— WRITTEN EXERCISE —
Every record should be repeated exactly, except that pictures are left out.

------ EXERCISE DATA

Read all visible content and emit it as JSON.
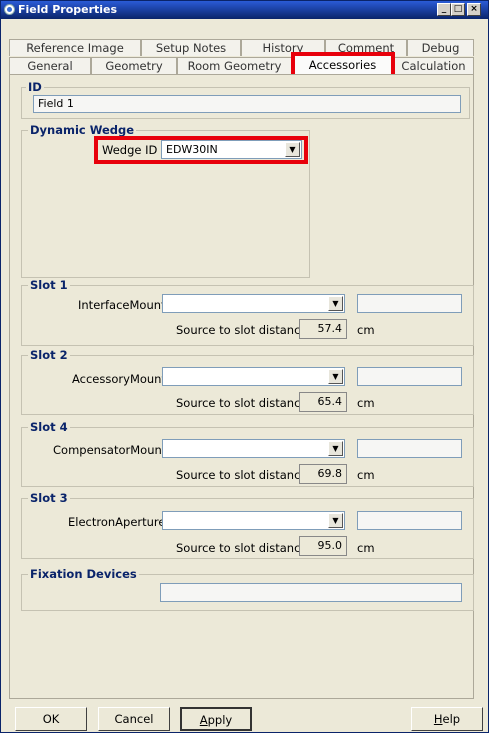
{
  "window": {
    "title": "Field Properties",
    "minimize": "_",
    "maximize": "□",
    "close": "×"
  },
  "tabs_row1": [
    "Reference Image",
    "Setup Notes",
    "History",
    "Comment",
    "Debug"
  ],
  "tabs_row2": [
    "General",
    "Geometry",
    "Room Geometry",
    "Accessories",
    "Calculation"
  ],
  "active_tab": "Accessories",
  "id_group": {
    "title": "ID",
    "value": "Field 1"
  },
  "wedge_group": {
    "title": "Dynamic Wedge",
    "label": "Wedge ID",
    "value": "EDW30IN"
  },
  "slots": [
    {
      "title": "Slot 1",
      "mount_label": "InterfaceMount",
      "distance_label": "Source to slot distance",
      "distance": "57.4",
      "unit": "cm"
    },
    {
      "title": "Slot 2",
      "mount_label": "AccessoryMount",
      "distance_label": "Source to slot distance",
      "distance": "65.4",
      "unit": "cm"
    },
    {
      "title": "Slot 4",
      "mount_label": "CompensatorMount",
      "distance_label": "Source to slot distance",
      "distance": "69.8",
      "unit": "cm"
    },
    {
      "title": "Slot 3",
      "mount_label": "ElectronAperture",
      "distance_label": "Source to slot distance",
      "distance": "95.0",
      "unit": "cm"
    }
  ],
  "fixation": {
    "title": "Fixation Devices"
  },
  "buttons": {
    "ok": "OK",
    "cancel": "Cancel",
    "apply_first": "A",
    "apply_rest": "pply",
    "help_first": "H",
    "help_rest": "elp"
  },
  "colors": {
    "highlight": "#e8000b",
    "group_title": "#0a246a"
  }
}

------------

— OUTPUT OF THE TASK —
Read all visible content and emit it as JSON.
{
  "window": {
    "title": "Field Properties",
    "minimize": "_",
    "maximize": "□",
    "close": "×"
  },
  "tabs_row1": [
    "Reference Image",
    "Setup Notes",
    "History",
    "Comment",
    "Debug"
  ],
  "tabs_row2": [
    "General",
    "Geometry",
    "Room Geometry",
    "Accessories",
    "Calculation"
  ],
  "active_tab": "Accessories",
  "id_group": {
    "title": "ID",
    "value": "Field 1"
  },
  "wedge_group": {
    "title": "Dynamic Wedge",
    "label": "Wedge ID",
    "value": "EDW30IN"
  },
  "slots": [
    {
      "title": "Slot 1",
      "mount_label": "InterfaceMount",
      "distance_label": "Source to slot distance",
      "distance": "57.4",
      "unit": "cm"
    },
    {
      "title": "Slot 2",
      "mount_label": "AccessoryMount",
      "distance_label": "Source to slot distance",
      "distance": "65.4",
      "unit": "cm"
    },
    {
      "title": "Slot 4",
      "mount_label": "CompensatorMount",
      "distance_label": "Source to slot distance",
      "distance": "69.8",
      "unit": "cm"
    },
    {
      "title": "Slot 3",
      "mount_label": "ElectronAperture",
      "distance_label": "Source to slot distance",
      "distance": "95.0",
      "unit": "cm"
    }
  ],
  "fixation": {
    "title": "Fixation Devices"
  },
  "buttons": {
    "ok": "OK",
    "cancel": "Cancel",
    "apply_first": "A",
    "apply_rest": "pply",
    "help_first": "H",
    "help_rest": "elp"
  },
  "colors": {
    "highlight": "#e8000b",
    "group_title": "#0a246a"
  }
}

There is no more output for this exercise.